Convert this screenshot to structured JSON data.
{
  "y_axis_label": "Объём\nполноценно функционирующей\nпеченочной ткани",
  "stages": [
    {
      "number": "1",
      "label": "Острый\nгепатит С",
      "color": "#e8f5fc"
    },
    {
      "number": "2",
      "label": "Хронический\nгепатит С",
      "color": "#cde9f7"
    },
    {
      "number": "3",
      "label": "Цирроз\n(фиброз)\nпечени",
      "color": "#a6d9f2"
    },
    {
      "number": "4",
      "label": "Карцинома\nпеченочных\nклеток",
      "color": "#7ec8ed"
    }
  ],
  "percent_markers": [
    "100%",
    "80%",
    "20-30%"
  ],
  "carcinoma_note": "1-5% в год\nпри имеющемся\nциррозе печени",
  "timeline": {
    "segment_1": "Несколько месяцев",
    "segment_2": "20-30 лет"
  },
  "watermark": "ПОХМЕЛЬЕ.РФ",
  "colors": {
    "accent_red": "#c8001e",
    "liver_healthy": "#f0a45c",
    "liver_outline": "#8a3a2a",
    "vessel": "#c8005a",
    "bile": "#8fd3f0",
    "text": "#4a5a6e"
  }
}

┄┄┄┄┄┄┄┄┄┄┄┄┄┄┄┄┄┄┄┄

All of the material must be reproduced exactly.

» **REPLY TO THE EXERCISE**
Convert this screenshot to structured JSON data.
{
  "y_axis_label": "Объём\nполноценно функционирующей\nпеченочной ткани",
  "stages": [
    {
      "number": "1",
      "label": "Острый\nгепатит С",
      "color": "#e8f5fc"
    },
    {
      "number": "2",
      "label": "Хронический\nгепатит С",
      "color": "#cde9f7"
    },
    {
      "number": "3",
      "label": "Цирроз\n(фиброз)\nпечени",
      "color": "#a6d9f2"
    },
    {
      "number": "4",
      "label": "Карцинома\nпеченочных\nклеток",
      "color": "#7ec8ed"
    }
  ],
  "percent_markers": [
    "100%",
    "80%",
    "20-30%"
  ],
  "carcinoma_note": "1-5% в год\nпри имеющемся\nциррозе печени",
  "timeline": {
    "segment_1": "Несколько месяцев",
    "segment_2": "20-30 лет"
  },
  "watermark": "ПОХМЕЛЬЕ.РФ",
  "colors": {
    "accent_red": "#c8001e",
    "liver_healthy": "#f0a45c",
    "liver_outline": "#8a3a2a",
    "vessel": "#c8005a",
    "bile": "#8fd3f0",
    "text": "#4a5a6e"
  }
}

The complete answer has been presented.